## [TEXTO FORNECIDO]
Já o RNA, embora tenha a estrutura primária semelhante à do DNA, possui como pentose, a molécula de ribose, e não desoxirribose. Além disso, enquanto o DNA possui bases timina, o RNA possui bases uracila. Outra importante diferença entre as moléculas de DNA e RNA, é que as moléculas de RNA são compostas por uma única cadeia de nucleotídeos, e não por duas. Como regra geral, sequencias de nucleotídeos no DNA, definidas como um gene, possuem todas as especificações para a síntese de cada molécula de RNA da célula. Desta forma, um gene é definido como uma sequência na molécula de DNA que atua como uma unidade funcional para a produção de uma molécula de RNA. O RNA pode conter a informação para a síntese de proteínas, RNA mensageiro (mRNA), ou ainda possuir função estrutural ou catalítica, RNA não-codificante. 
Em uma célula procariótica, somente 3 a 5% do RNA codificado corresponde a mRNA, sendo que a maior parte do RNA desempenha funções estruturais e catalíticas. Os RNAs mais abundantes na célula são os RNA ribossomais (rRNA), que constituem cerca de 80% de todo RNA de uma célula. Em eucariotos existem quatro tipos de rRNA. Três desses rRNA (5,8S, 18S, 28S) são sintetizados a partir de clivagem e modificações de um único transcrito, enquanto o quarto rRNA (5S) é sintetizado individualmente. Os RNAs transportadores (tRNA) também correspondem a classe de RNAs não codificantes, e são responsáveis por participar da síntese de proteínas no citosol por meio do transporte das unidades de aminoácidos que serão adicionados a proteína sintetizada.

Entradas do conjunto de dados:
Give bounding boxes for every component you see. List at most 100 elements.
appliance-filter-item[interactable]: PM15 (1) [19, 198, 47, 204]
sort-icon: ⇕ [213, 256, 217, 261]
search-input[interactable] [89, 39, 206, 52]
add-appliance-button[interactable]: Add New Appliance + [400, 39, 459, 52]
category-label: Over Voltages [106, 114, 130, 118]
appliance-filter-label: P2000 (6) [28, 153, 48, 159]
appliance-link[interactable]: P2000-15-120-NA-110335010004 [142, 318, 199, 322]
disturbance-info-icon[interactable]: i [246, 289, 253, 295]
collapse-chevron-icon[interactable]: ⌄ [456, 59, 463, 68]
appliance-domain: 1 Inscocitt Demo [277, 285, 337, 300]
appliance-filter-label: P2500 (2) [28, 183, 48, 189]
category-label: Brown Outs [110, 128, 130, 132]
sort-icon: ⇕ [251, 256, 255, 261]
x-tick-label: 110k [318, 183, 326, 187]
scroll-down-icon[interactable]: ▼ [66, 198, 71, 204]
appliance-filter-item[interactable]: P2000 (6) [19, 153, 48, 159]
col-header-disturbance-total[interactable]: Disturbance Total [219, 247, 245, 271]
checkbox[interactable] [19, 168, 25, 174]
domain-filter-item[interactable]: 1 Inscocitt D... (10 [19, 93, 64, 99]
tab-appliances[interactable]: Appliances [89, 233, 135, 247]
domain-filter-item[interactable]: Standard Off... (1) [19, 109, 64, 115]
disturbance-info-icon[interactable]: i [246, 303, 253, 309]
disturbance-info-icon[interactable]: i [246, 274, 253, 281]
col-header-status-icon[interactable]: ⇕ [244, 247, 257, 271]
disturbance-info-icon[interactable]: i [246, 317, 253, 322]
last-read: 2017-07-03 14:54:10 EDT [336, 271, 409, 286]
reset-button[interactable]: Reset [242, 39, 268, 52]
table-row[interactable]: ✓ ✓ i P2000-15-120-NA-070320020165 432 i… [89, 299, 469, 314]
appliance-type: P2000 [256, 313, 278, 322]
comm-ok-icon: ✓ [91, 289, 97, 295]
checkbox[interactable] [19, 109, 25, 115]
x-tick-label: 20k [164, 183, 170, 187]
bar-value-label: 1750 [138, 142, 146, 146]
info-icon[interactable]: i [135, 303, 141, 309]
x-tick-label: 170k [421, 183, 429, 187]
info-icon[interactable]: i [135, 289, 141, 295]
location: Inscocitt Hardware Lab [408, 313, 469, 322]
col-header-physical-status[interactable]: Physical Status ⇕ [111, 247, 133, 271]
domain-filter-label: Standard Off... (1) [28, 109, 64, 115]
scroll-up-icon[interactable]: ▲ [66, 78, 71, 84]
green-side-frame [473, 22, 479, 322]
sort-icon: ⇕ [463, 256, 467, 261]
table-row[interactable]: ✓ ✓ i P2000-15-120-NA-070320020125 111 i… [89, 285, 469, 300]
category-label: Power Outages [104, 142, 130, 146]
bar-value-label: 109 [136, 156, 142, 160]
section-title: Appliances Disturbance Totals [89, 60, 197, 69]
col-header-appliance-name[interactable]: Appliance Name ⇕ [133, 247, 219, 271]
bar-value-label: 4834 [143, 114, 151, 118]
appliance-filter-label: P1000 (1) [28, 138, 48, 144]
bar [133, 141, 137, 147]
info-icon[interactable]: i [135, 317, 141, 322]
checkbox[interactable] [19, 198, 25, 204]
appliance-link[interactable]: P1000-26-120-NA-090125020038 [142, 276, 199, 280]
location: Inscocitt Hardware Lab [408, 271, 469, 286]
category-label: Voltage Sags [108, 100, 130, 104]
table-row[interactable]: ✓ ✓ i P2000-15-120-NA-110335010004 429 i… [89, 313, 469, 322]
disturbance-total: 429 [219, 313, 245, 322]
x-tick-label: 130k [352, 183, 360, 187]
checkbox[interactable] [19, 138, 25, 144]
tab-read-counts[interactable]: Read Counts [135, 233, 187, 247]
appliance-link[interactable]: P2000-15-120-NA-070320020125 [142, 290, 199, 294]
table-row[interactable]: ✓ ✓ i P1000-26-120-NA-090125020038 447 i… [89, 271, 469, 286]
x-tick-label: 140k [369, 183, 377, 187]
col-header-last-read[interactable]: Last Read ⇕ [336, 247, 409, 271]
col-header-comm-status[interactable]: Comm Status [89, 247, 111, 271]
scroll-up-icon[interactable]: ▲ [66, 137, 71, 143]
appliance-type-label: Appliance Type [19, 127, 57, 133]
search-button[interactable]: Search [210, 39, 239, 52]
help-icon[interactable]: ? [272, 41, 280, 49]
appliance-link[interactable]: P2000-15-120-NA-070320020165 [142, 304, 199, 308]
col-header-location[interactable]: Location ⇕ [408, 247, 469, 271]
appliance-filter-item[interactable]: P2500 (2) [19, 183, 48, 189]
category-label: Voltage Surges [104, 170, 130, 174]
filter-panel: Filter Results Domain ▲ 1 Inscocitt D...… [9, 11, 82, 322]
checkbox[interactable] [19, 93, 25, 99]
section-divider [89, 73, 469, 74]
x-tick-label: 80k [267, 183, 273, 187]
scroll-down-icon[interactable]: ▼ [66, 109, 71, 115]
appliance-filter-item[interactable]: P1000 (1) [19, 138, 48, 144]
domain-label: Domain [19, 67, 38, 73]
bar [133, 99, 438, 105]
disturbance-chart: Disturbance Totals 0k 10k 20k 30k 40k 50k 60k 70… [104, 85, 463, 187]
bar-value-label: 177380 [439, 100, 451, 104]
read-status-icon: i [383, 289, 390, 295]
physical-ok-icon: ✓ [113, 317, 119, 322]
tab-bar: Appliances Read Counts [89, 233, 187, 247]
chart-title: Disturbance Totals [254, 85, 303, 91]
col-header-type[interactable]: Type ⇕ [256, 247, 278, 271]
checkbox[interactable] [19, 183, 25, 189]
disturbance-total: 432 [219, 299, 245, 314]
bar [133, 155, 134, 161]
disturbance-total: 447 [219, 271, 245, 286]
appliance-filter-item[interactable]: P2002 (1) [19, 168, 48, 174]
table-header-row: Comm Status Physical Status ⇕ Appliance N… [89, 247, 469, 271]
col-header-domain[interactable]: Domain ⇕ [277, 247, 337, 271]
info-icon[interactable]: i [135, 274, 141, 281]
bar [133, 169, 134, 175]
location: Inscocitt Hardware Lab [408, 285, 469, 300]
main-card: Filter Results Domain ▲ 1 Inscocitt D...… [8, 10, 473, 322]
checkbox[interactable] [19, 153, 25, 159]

## [PROBLEMA A RESOLVER]
Diga se cada afirmação abaixo está de acordo com o texto sobre o RNA, respondendo sim ou não e citando literalmente as palavras do texto que decidem a questão.
1. O RNA tem a desoxirribose como pentose.
2. Os RNA ribossomais constituem cerca de 80% de todo o RNA de uma célula.
3. Em eucariotos, o rRNA 5S é sintetizado a partir do mesmo transcrito que os outros três rRNA.
Os itens não são necessários aqui.

## [RESPOSTA ESCRITA]
1. Não: "possui como pentose, a molécula de ribose, e não desoxirribose".
2. Sim: "constituem cerca de 80% de todo RNA de uma célula".
3. Não: "o quarto rRNA (5S) é sintetizado individualmente".